Exercise description – Update the entries, beginning at the line that has "grid-cell[interactable]: [407, 185, 433, 211]" and stopping after the line that has "cell-number: 20: [333, 495, 344, 505]". Write those lines out again with "word-bank-item" changed to "word-bank-entry" and nothing else altered.

Data entries –

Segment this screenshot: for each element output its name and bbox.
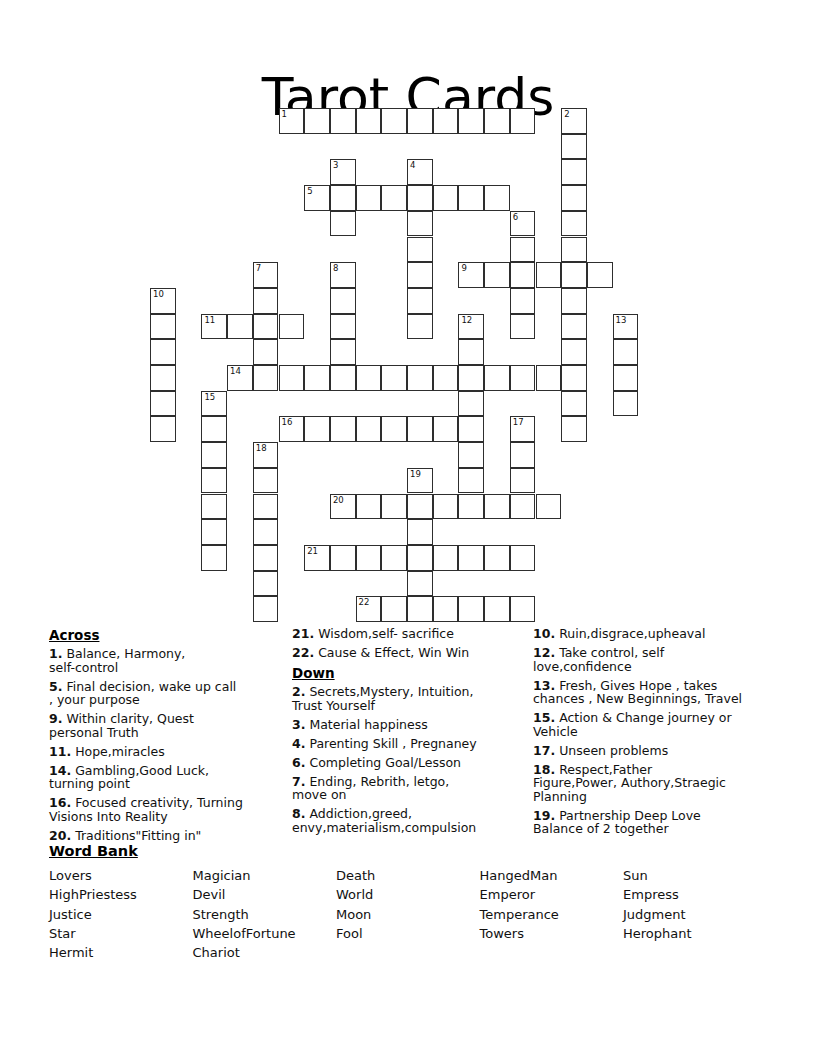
grid-cell[interactable]: [407, 185, 433, 211]
grid-cell[interactable]: [253, 468, 279, 494]
grid-cell[interactable]: [561, 391, 587, 417]
grid-cell[interactable]: [510, 468, 536, 494]
word-bank-item: Hermit: [49, 943, 193, 962]
word-bank-item: World: [336, 885, 480, 904]
cell-number: 21: [307, 546, 318, 556]
word-bank-item: Herophant: [623, 924, 767, 943]
grid-cell[interactable]: [407, 596, 433, 622]
grid-cell[interactable]: [330, 211, 356, 237]
grid-cell[interactable]: [433, 545, 459, 571]
grid-cell[interactable]: [433, 494, 459, 520]
grid-cell[interactable]: [613, 365, 639, 391]
grid-cell[interactable]: [407, 211, 433, 237]
grid-cell[interactable]: [381, 108, 407, 134]
grid-cell[interactable]: [150, 391, 176, 417]
grid-cell[interactable]: [613, 391, 639, 417]
clue-section: Down2. Secrets,Mystery, Intuition, Trust…: [292, 665, 530, 834]
clue-number-label: 10.: [533, 626, 555, 641]
grid-cell[interactable]: [381, 596, 407, 622]
grid-cell[interactable]: 20: [330, 494, 356, 520]
grid-cell[interactable]: 12: [458, 314, 484, 340]
grid-cell[interactable]: [253, 314, 279, 340]
cell-number: 20: [333, 495, 344, 505]
clue-13: 13. Fresh, Gives Hope , takes chances , …: [533, 679, 771, 706]
clue-9: 9. Within clarity, Quest personal Truth: [49, 712, 287, 739]
clue-20: 20. Traditions"Fitting in": [49, 829, 287, 843]
word-bank-item: HangedMan: [480, 866, 624, 885]
cell-number: 6: [513, 212, 518, 222]
clue-section: 10. Ruin,disgrace,upheaval12. Take contr…: [533, 627, 771, 836]
word-bank-column-2: MagicianDevilStrengthWheelofFortuneChari…: [193, 866, 337, 962]
grid-cell[interactable]: [484, 596, 510, 622]
grid-cell[interactable]: [587, 262, 613, 288]
grid-cell[interactable]: [484, 545, 510, 571]
grid-cell[interactable]: [510, 288, 536, 314]
grid-cell[interactable]: [407, 288, 433, 314]
grid-cell[interactable]: 17: [510, 416, 536, 442]
grid-cell[interactable]: 22: [356, 596, 382, 622]
grid-cell[interactable]: [381, 365, 407, 391]
grid-cell[interactable]: [510, 442, 536, 468]
clue-column-2: 21. Wisdom,self- sacrifice22. Cause & Ef…: [292, 627, 530, 840]
clue-12: 12. Take control, self love,confidence: [533, 646, 771, 673]
clue-text: Cause & Effect, Win Win: [314, 645, 469, 660]
grid-cell[interactable]: [150, 314, 176, 340]
clue-text: Final decision, wake up call , your purp…: [49, 679, 236, 708]
grid-cell[interactable]: [510, 108, 536, 134]
clue-text: Fresh, Gives Hope , takes chances , New …: [533, 678, 742, 707]
clue-text: Completing Goal/Lesson: [305, 755, 461, 770]
grid-cell[interactable]: [536, 365, 562, 391]
cell-number: 17: [513, 417, 524, 427]
grid-cell[interactable]: [484, 185, 510, 211]
cell-number: 22: [359, 597, 370, 607]
cell-number: 7: [256, 263, 261, 273]
grid-cell[interactable]: [458, 494, 484, 520]
grid-cell[interactable]: 14: [227, 365, 253, 391]
grid-cell[interactable]: 16: [279, 416, 305, 442]
grid-cell[interactable]: 10: [150, 288, 176, 314]
word-bank-heading: Word Bank: [49, 843, 789, 860]
grid-cell[interactable]: [253, 339, 279, 365]
cell-number: 13: [616, 315, 627, 325]
grid-cell[interactable]: [150, 365, 176, 391]
grid-cell[interactable]: [330, 185, 356, 211]
clue-text: Gambling,Good Luck, turning point: [49, 763, 209, 792]
clue-text: Unseen problems: [555, 743, 668, 758]
grid-cell[interactable]: [201, 416, 227, 442]
grid-cell[interactable]: [561, 314, 587, 340]
clue-column-1: Across1. Balance, Harmony, self-control5…: [49, 627, 287, 848]
grid-cell[interactable]: 9: [458, 262, 484, 288]
clue-17: 17. Unseen problems: [533, 744, 771, 758]
word-bank-item: Chariot: [193, 943, 337, 962]
word-bank-column-4: HangedManEmperorTemperanceTowers: [480, 866, 624, 962]
grid-cell[interactable]: [484, 108, 510, 134]
grid-cell[interactable]: 15: [201, 391, 227, 417]
grid-cell[interactable]: [561, 416, 587, 442]
grid-cell[interactable]: [510, 262, 536, 288]
word-bank-column-5: SunEmpressJudgmentHerophant: [623, 866, 767, 962]
grid-cell[interactable]: [433, 185, 459, 211]
grid-cell[interactable]: [253, 519, 279, 545]
clue-11: 11. Hope,miracles: [49, 745, 287, 759]
grid-cell[interactable]: [330, 545, 356, 571]
clue-4: 4. Parenting Skill , Pregnaney: [292, 737, 530, 751]
grid-cell[interactable]: [484, 262, 510, 288]
word-bank-item: WheelofFortune: [193, 924, 337, 943]
grid-cell[interactable]: [433, 596, 459, 622]
grid-cell[interactable]: [381, 416, 407, 442]
grid-cell[interactable]: 6: [510, 211, 536, 237]
grid-cell[interactable]: [150, 416, 176, 442]
clue-2: 2. Secrets,Mystery, Intuition, Trust You…: [292, 685, 530, 712]
cell-number: 3: [333, 160, 338, 170]
word-bank-item: Death: [336, 866, 480, 885]
clue-number-label: 21.: [292, 626, 314, 641]
grid-cell[interactable]: [407, 519, 433, 545]
grid-cell[interactable]: [510, 237, 536, 263]
grid-cell[interactable]: [407, 416, 433, 442]
word-bank-item: Empress: [623, 885, 767, 904]
word-bank-item: Fool: [336, 924, 480, 943]
grid-cell[interactable]: [356, 416, 382, 442]
cell-number: 15: [204, 392, 215, 402]
cell-number: 11: [204, 315, 215, 325]
grid-cell[interactable]: 1: [279, 108, 305, 134]
clue-5: 5. Final decision, wake up call , your p…: [49, 680, 287, 707]
cell-number: 16: [282, 417, 293, 427]
grid-cell[interactable]: [561, 134, 587, 160]
across-heading: Across: [49, 627, 287, 643]
clue-text: Wisdom,self- sacrifice: [314, 626, 454, 641]
grid-cell[interactable]: [407, 237, 433, 263]
clue-text: Focused creativity, Turning Visions Into…: [49, 795, 243, 824]
word-bank-column-3: DeathWorldMoonFool: [336, 866, 480, 962]
grid-cell[interactable]: [433, 108, 459, 134]
grid-cell[interactable]: [279, 314, 305, 340]
clue-text: Hope,miracles: [71, 744, 165, 759]
clue-22: 22. Cause & Effect, Win Win: [292, 646, 530, 660]
grid-cell[interactable]: [356, 185, 382, 211]
grid-cell[interactable]: 4: [407, 159, 433, 185]
clue-text: Partnership Deep Love Balance of 2 toget…: [533, 808, 701, 837]
word-bank-item: Towers: [480, 924, 624, 943]
word-bank-item: Devil: [193, 885, 337, 904]
grid-cell[interactable]: [330, 108, 356, 134]
grid-cell[interactable]: [458, 416, 484, 442]
grid-cell[interactable]: [330, 416, 356, 442]
grid-cell[interactable]: [356, 545, 382, 571]
grid-cell[interactable]: [227, 314, 253, 340]
grid-cell[interactable]: [201, 442, 227, 468]
grid-cell[interactable]: [253, 571, 279, 597]
clue-section: 21. Wisdom,self- sacrifice22. Cause & Ef…: [292, 627, 530, 660]
word-bank-item: HighPriestess: [49, 885, 193, 904]
grid-cell[interactable]: [510, 494, 536, 520]
word-bank-item: Magician: [193, 866, 337, 885]
clue-18: 18. Respect,Father Figure,Power, Authory…: [533, 763, 771, 804]
grid-cell[interactable]: 21: [304, 545, 330, 571]
grid-cell[interactable]: [407, 365, 433, 391]
word-bank-item: Moon: [336, 905, 480, 924]
clue-text: Secrets,Mystery, Intuition, Trust Yourse…: [292, 684, 473, 713]
cell-number: 14: [230, 366, 241, 376]
grid-cell[interactable]: [458, 596, 484, 622]
clue-number-label: 6.: [292, 755, 305, 770]
grid-cell[interactable]: [561, 185, 587, 211]
grid-cell[interactable]: 13: [613, 314, 639, 340]
clue-14: 14. Gambling,Good Luck, turning point: [49, 764, 287, 791]
grid-cell[interactable]: 8: [330, 262, 356, 288]
grid-cell[interactable]: [561, 339, 587, 365]
grid-cell[interactable]: [356, 108, 382, 134]
grid-cell[interactable]: [201, 519, 227, 545]
grid-cell[interactable]: [253, 596, 279, 622]
word-bank-item: Lovers: [49, 866, 193, 885]
grid-cell[interactable]: [613, 339, 639, 365]
cell-number: 1: [282, 109, 287, 119]
clue-text: Within clarity, Quest personal Truth: [49, 711, 194, 740]
grid-cell[interactable]: 3: [330, 159, 356, 185]
grid-cell[interactable]: [381, 545, 407, 571]
down-heading: Down: [292, 665, 530, 681]
grid-cell[interactable]: [253, 365, 279, 391]
grid-cell[interactable]: 5: [304, 185, 330, 211]
grid-cell[interactable]: [330, 288, 356, 314]
clue-number-label: 11.: [49, 744, 71, 759]
grid-cell[interactable]: [458, 185, 484, 211]
grid-cell[interactable]: [458, 391, 484, 417]
grid-cell[interactable]: [458, 365, 484, 391]
grid-cell[interactable]: [458, 442, 484, 468]
clue-number-label: 22.: [292, 645, 314, 660]
grid-cell[interactable]: [536, 494, 562, 520]
word-bank-item: Temperance: [480, 905, 624, 924]
cell-number: 12: [461, 315, 472, 325]
grid-cell[interactable]: [150, 339, 176, 365]
grid-cell[interactable]: [253, 545, 279, 571]
clue-6: 6. Completing Goal/Lesson: [292, 756, 530, 770]
cell-number: 2: [564, 109, 569, 119]
word-bank-column-1: LoversHighPriestessJusticeStarHermit: [49, 866, 193, 962]
clue-number-label: 17.: [533, 743, 555, 758]
clue-number-label: 4.: [292, 736, 305, 751]
grid-cell[interactable]: [561, 159, 587, 185]
word-bank-columns: LoversHighPriestessJusticeStarHermitMagi…: [49, 866, 789, 962]
clue-3: 3. Material happiness: [292, 718, 530, 732]
grid-cell[interactable]: [433, 416, 459, 442]
cell-number: 8: [333, 263, 338, 273]
clue-text: Ruin,disgrace,upheaval: [555, 626, 705, 641]
clue-text: Ending, Rebrith, letgo, move on: [292, 774, 449, 803]
grid-cell[interactable]: [561, 237, 587, 263]
clue-text: Addiction,greed, envy,materialism,compul…: [292, 806, 476, 835]
cell-number: 5: [307, 186, 312, 196]
grid-cell[interactable]: [510, 314, 536, 340]
grid-cell[interactable]: [330, 365, 356, 391]
grid-cell[interactable]: [201, 545, 227, 571]
clue-16: 16. Focused creativity, Turning Visions …: [49, 796, 287, 823]
clue-15: 15. Action & Change journey or Vehicle: [533, 711, 771, 738]
clue-number-label: 20.: [49, 828, 71, 843]
grid-cell[interactable]: [253, 494, 279, 520]
grid-cell[interactable]: [484, 365, 510, 391]
grid-cell[interactable]: [510, 596, 536, 622]
grid-cell[interactable]: [304, 108, 330, 134]
grid-cell[interactable]: [279, 365, 305, 391]
word-bank-item: Star: [49, 924, 193, 943]
clue-text: Balance, Harmony, self-control: [49, 646, 185, 675]
grid-cell[interactable]: [381, 185, 407, 211]
word-bank-item: Sun: [623, 866, 767, 885]
grid-cell[interactable]: 18: [253, 442, 279, 468]
word-bank-item: Emperor: [480, 885, 624, 904]
cell-number: 4: [410, 160, 415, 170]
grid-cell[interactable]: [407, 545, 433, 571]
grid-cell[interactable]: [510, 365, 536, 391]
worksheet-page: Tarot Cards 1234567891011121314151617181…: [0, 0, 816, 1056]
grid-cell[interactable]: [433, 365, 459, 391]
clue-text: Action & Change journey or Vehicle: [533, 710, 732, 739]
grid-cell[interactable]: [536, 262, 562, 288]
word-bank: Word Bank LoversHighPriestessJusticeStar…: [49, 843, 789, 962]
grid-cell[interactable]: [201, 494, 227, 520]
cell-number: 19: [410, 469, 421, 479]
grid-cell[interactable]: [407, 262, 433, 288]
grid-cell[interactable]: [356, 365, 382, 391]
grid-cell[interactable]: [304, 365, 330, 391]
grid-cell[interactable]: [253, 288, 279, 314]
clue-section: Across1. Balance, Harmony, self-control5…: [49, 627, 287, 842]
grid-cell[interactable]: [561, 365, 587, 391]
grid-cell[interactable]: [356, 494, 382, 520]
grid-cell[interactable]: [561, 262, 587, 288]
clue-21: 21. Wisdom,self- sacrifice: [292, 627, 530, 641]
grid-cell[interactable]: [458, 545, 484, 571]
grid-cell[interactable]: [458, 108, 484, 134]
grid-cell[interactable]: [201, 468, 227, 494]
clue-7: 7. Ending, Rebrith, letgo, move on: [292, 775, 530, 802]
grid-cell[interactable]: [407, 571, 433, 597]
grid-cell[interactable]: [484, 494, 510, 520]
grid-cell[interactable]: 7: [253, 262, 279, 288]
crossword-grid: 12345678910111213141516171819202122: [150, 108, 638, 622]
cell-number: 18: [256, 443, 267, 453]
grid-cell[interactable]: [407, 314, 433, 340]
grid-cell[interactable]: 2: [561, 108, 587, 134]
clue-text: Parenting Skill , Pregnaney: [305, 736, 476, 751]
grid-cell[interactable]: [330, 339, 356, 365]
grid-cell[interactable]: [407, 494, 433, 520]
word-bank-item: Justice: [49, 905, 193, 924]
grid-cell[interactable]: [561, 211, 587, 237]
grid-cell[interactable]: [381, 494, 407, 520]
clue-number-label: 3.: [292, 717, 305, 732]
grid-cell[interactable]: [407, 108, 433, 134]
grid-cell[interactable]: 11: [201, 314, 227, 340]
cell-number: 9: [461, 263, 466, 273]
clue-text: Material happiness: [305, 717, 427, 732]
grid-cell[interactable]: [561, 288, 587, 314]
grid-cell[interactable]: [510, 545, 536, 571]
clue-text: Respect,Father Figure,Power, Authory,Str…: [533, 762, 726, 804]
cell-number: 10: [153, 289, 164, 299]
word-bank-item: Strength: [193, 905, 337, 924]
word-bank-item: Judgment: [623, 905, 767, 924]
grid-cell[interactable]: [458, 339, 484, 365]
clue-1: 1. Balance, Harmony, self-control: [49, 647, 287, 674]
clue-8: 8. Addiction,greed, envy,materialism,com…: [292, 807, 530, 834]
grid-cell[interactable]: [304, 416, 330, 442]
clue-text: Traditions"Fitting in": [71, 828, 201, 843]
grid-cell[interactable]: 19: [407, 468, 433, 494]
clue-column-3: 10. Ruin,disgrace,upheaval12. Take contr…: [533, 627, 771, 841]
clue-19: 19. Partnership Deep Love Balance of 2 t…: [533, 809, 771, 836]
grid-cell[interactable]: [330, 314, 356, 340]
grid-cell[interactable]: [458, 468, 484, 494]
clue-10: 10. Ruin,disgrace,upheaval: [533, 627, 771, 641]
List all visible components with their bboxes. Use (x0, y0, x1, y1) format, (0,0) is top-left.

Task output –
grid-cell[interactable]: [407, 185, 433, 211]
grid-cell[interactable]: [253, 468, 279, 494]
grid-cell[interactable]: [561, 391, 587, 417]
grid-cell[interactable]: [510, 468, 536, 494]
word-bank-entry: Hermit: [49, 943, 193, 962]
word-bank-entry: World: [336, 885, 480, 904]
cell-number: 21: [307, 546, 318, 556]
word-bank-entry: Herophant: [623, 924, 767, 943]
grid-cell[interactable]: [407, 596, 433, 622]
grid-cell[interactable]: [330, 211, 356, 237]
grid-cell[interactable]: [433, 545, 459, 571]
grid-cell[interactable]: [433, 494, 459, 520]
grid-cell[interactable]: [613, 365, 639, 391]
grid-cell[interactable]: [407, 211, 433, 237]
grid-cell[interactable]: [381, 108, 407, 134]
grid-cell[interactable]: [150, 391, 176, 417]
grid-cell[interactable]: [613, 391, 639, 417]
clue-section: Down2. Secrets,Mystery, Intuition, Trust…: [292, 665, 530, 834]
clue-number-label: 10.: [533, 626, 555, 641]
grid-cell[interactable]: [381, 596, 407, 622]
grid-cell[interactable]: 20: [330, 494, 356, 520]
grid-cell[interactable]: 12: [458, 314, 484, 340]
grid-cell[interactable]: [253, 314, 279, 340]
cell-number: 20: [333, 495, 344, 505]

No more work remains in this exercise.